[BRIEF]
Scan the entries below. List each line with "pcbi".

** Start of STORED ROWS **

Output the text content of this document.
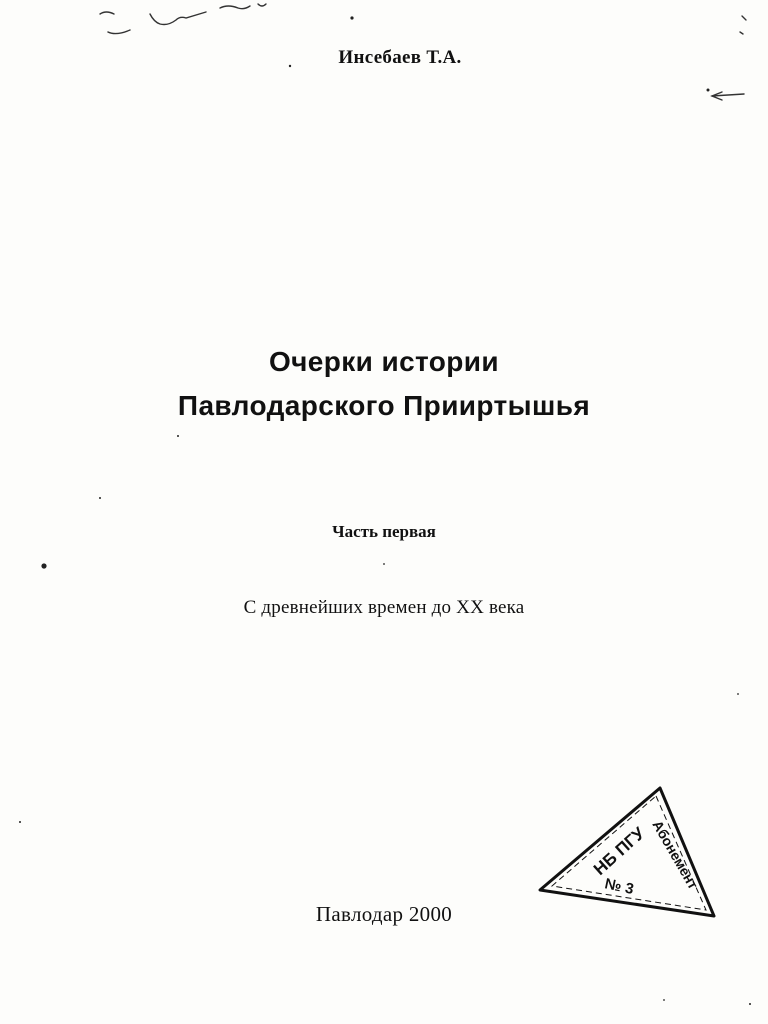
Инсебаев Т.А.
Очерки истории
Павлодарского Прииртышья
Часть первая
С древнейших времен до XX века
Павлодар 2000
НБ ПГУ Абонемент
№ 3
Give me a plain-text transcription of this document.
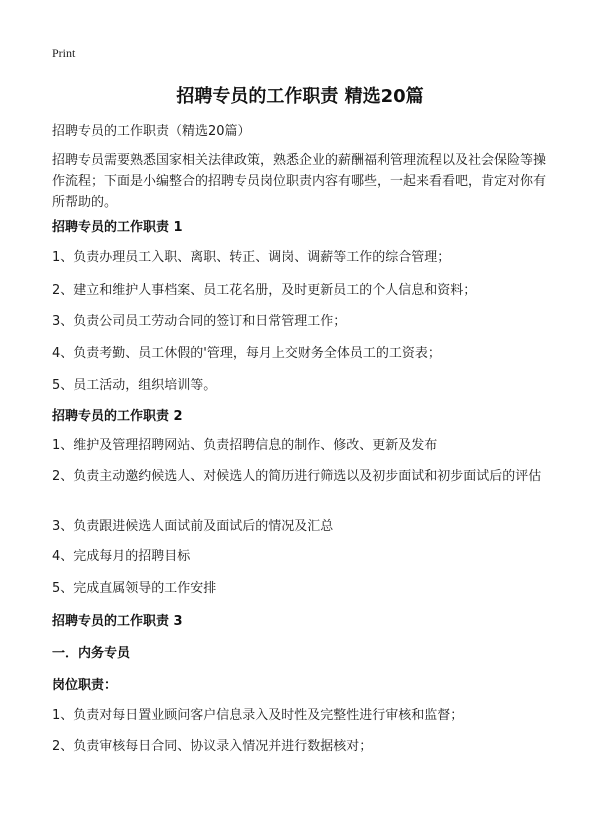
Print
招聘专员的工作职责 精选20篇
招聘专员的工作职责（精选20篇）
招聘专员需要熟悉国家相关法律政策，熟悉企业的薪酬福利管理流程以及社会保险等操作流程；下面是小编整合的招聘专员岗位职责内容有哪些，一起来看看吧，肯定对你有所帮助的。
招聘专员的工作职责 1
1、负责办理员工入职、离职、转正、调岗、调薪等工作的综合管理；
2、建立和维护人事档案、员工花名册，及时更新员工的个人信息和资料；
3、负责公司员工劳动合同的签订和日常管理工作；
4、负责考勤、员工休假的'管理，每月上交财务全体员工的工资表；
5、员工活动，组织培训等。
招聘专员的工作职责 2
1、维护及管理招聘网站、负责招聘信息的制作、修改、更新及发布
2、负责主动邀约候选人、对候选人的简历进行筛选以及初步面试和初步面试后的评估
3、负责跟进候选人面试前及面试后的情况及汇总
4、完成每月的招聘目标
5、完成直属领导的工作安排
招聘专员的工作职责 3
一．内务专员
岗位职责：
1、负责对每日置业顾问客户信息录入及时性及完整性进行审核和监督；
2、负责审核每日合同、协议录入情况并进行数据核对；
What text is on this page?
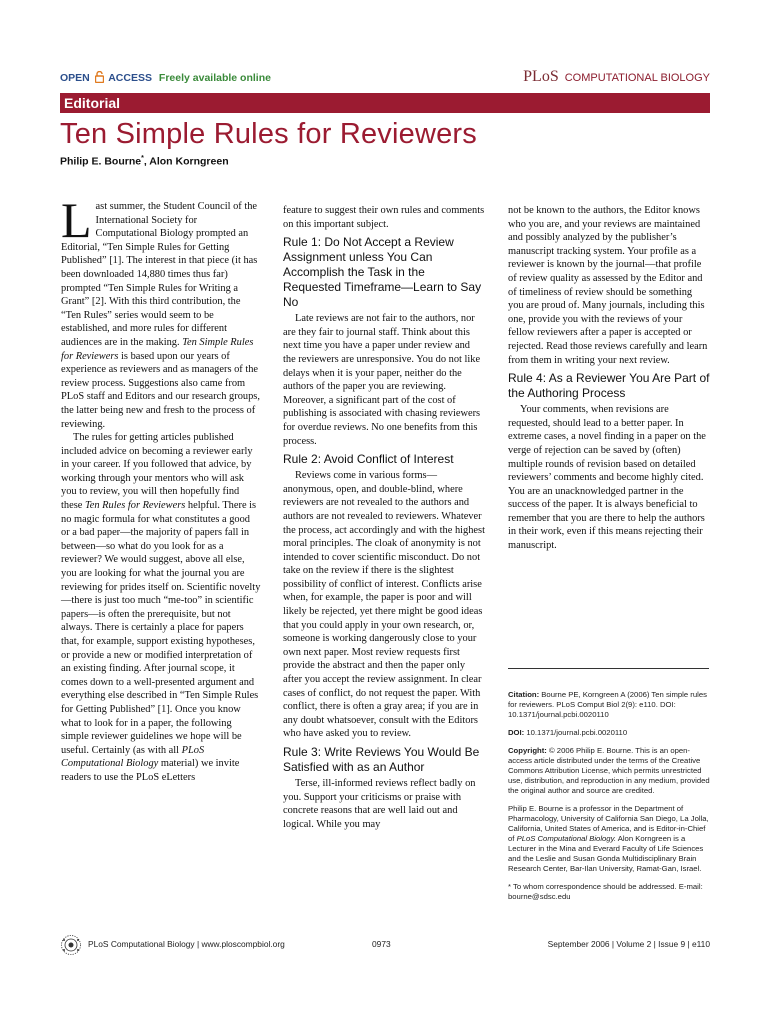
OPEN ACCESS Freely available online	PLoS COMPUTATIONAL BIOLOGY
Editorial
Ten Simple Rules for Reviewers
Philip E. Bourne*, Alon Korngreen

Last summer, the Student Council of the International Society for Computational Biology prompted an Editorial, “Ten Simple Rules for Getting Published” [1]. The interest in that piece (it has been downloaded 14,880 times thus far) prompted “Ten Simple Rules for Writing a Grant” [2]. With this third contribution, the “Ten Rules” series would seem to be established, and more rules for different audiences are in the making. Ten Simple Rules for Reviewers is based upon our years of experience as reviewers and as managers of the review process. Suggestions also came from PLoS staff and Editors and our research groups, the latter being new and fresh to the process of reviewing.

The rules for getting articles published included advice on becoming a reviewer early in your career. If you followed that advice, by working through your mentors who will ask you to review, you will then hopefully find these Ten Rules for Reviewers helpful. There is no magic formula for what constitutes a good or a bad paper—the majority of papers fall in between—so what do you look for as a reviewer? We would suggest, above all else, you are looking for what the journal you are reviewing for prides itself on. Scientific novelty—there is just too much “me-too” in scientific papers—is often the prerequisite, but not always. There is certainly a place for papers that, for example, support existing hypotheses, or provide a new or modified interpretation of an existing finding. After journal scope, it comes down to a well-presented argument and everything else described in “Ten Simple Rules for Getting Published” [1]. Once you know what to look for in a paper, the following simple reviewer guidelines we hope will be useful. Certainly (as with all PLoS Computational Biology material) we invite readers to use the PLoS eLetters

feature to suggest their own rules and comments on this important subject.

Rule 1: Do Not Accept a Review Assignment unless You Can Accomplish the Task in the Requested Timeframe—Learn to Say No

Late reviews are not fair to the authors, nor are they fair to journal staff. Think about this next time you have a paper under review and the reviewers are unresponsive. You do not like delays when it is your paper, neither do the authors of the paper you are reviewing. Moreover, a significant part of the cost of publishing is associated with chasing reviewers for overdue reviews. No one benefits from this process.

Rule 2: Avoid Conflict of Interest

Reviews come in various forms—anonymous, open, and double-blind, where reviewers are not revealed to the authors and authors are not revealed to reviewers. Whatever the process, act accordingly and with the highest moral principles. The cloak of anonymity is not intended to cover scientific misconduct. Do not take on the review if there is the slightest possibility of conflict of interest. Conflicts arise when, for example, the paper is poor and will likely be rejected, yet there might be good ideas that you could apply in your own research, or, someone is working dangerously close to your own next paper. Most review requests first provide the abstract and then the paper only after you accept the review assignment. In clear cases of conflict, do not request the paper. With conflict, there is often a gray area; if you are in any doubt whatsoever, consult with the Editors who have asked you to review.

Rule 3: Write Reviews You Would Be Satisfied with as an Author

Terse, ill-informed reviews reflect badly on you. Support your criticisms or praise with concrete reasons that are well laid out and logical. While you may

not be known to the authors, the Editor knows who you are, and your reviews are maintained and possibly analyzed by the publisher’s manuscript tracking system. Your profile as a reviewer is known by the journal—that profile of review quality as assessed by the Editor and of timeliness of review should be something you are proud of. Many journals, including this one, provide you with the reviews of your fellow reviewers after a paper is accepted or rejected. Read those reviews carefully and learn from them in writing your next review.

Rule 4: As a Reviewer You Are Part of the Authoring Process

Your comments, when revisions are requested, should lead to a better paper. In extreme cases, a novel finding in a paper on the verge of rejection can be saved by (often) multiple rounds of revision based on detailed reviewers’ comments and become highly cited. You are an unacknowledged partner in the success of the paper. It is always beneficial to remember that you are there to help the authors in their work, even if this means rejecting their manuscript.

Citation: Bourne PE, Korngreen A (2006) Ten simple rules for reviewers. PLoS Comput Biol 2(9): e110. DOI: 10.1371/journal.pcbi.0020110

DOI: 10.1371/journal.pcbi.0020110

Copyright: © 2006 Philip E. Bourne. This is an open-access article distributed under the terms of the Creative Commons Attribution License, which permits unrestricted use, distribution, and reproduction in any medium, provided the original author and source are credited.

Philip E. Bourne is a professor in the Department of Pharmacology, University of California San Diego, La Jolla, California, United States of America, and is Editor-in-Chief of PLoS Computational Biology. Alon Korngreen is a Lecturer in the Mina and Everard Faculty of Life Sciences and the Leslie and Susan Gonda Multidisciplinary Brain Research Center, Bar-Ilan University, Ramat-Gan, Israel.

* To whom correspondence should be addressed. E-mail: bourne@sdsc.edu

PLoS Computational Biology | www.ploscompbiol.org	0973	September 2006 | Volume 2 | Issue 9 | e110
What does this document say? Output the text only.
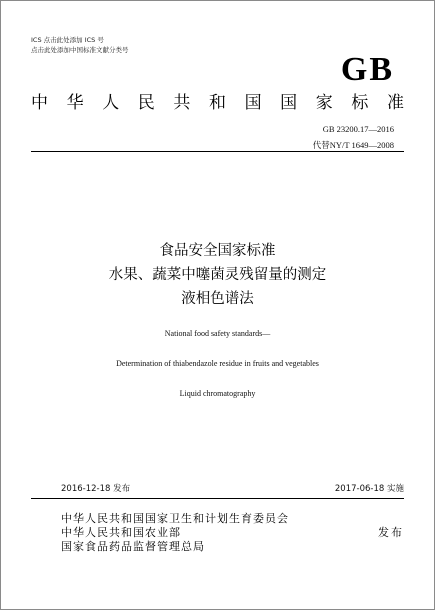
ICS 点击此处添加 ICS 号
点击此处添加中国标准文献分类号
GB
中 华 人 民 共 和 国 国 家 标 准
GB 23200.17—2016
代替NY/T 1649—2008
食品安全国家标准
水果、蔬菜中噻菌灵残留量的测定
液相色谱法
National food safety standards—
Determination of thiabendazole residue in fruits and vegetables
Liquid chromatography
2016-12-18 发布	2017-06-18 实施
中华人民共和国国家卫生和计划生育委员会
中华人民共和国农业部
国家食品药品监督管理总局
发布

** End of STORED ROWS **

[EXPECTED OUTPUT]
Citation: Bourne PE, Korngreen A (2006) Ten simple rules for reviewers. PLoS Comput Biol 2(9): e110. DOI: 10.1371/journal.pcbi.0020110
DOI: 10.1371/journal.pcbi.0020110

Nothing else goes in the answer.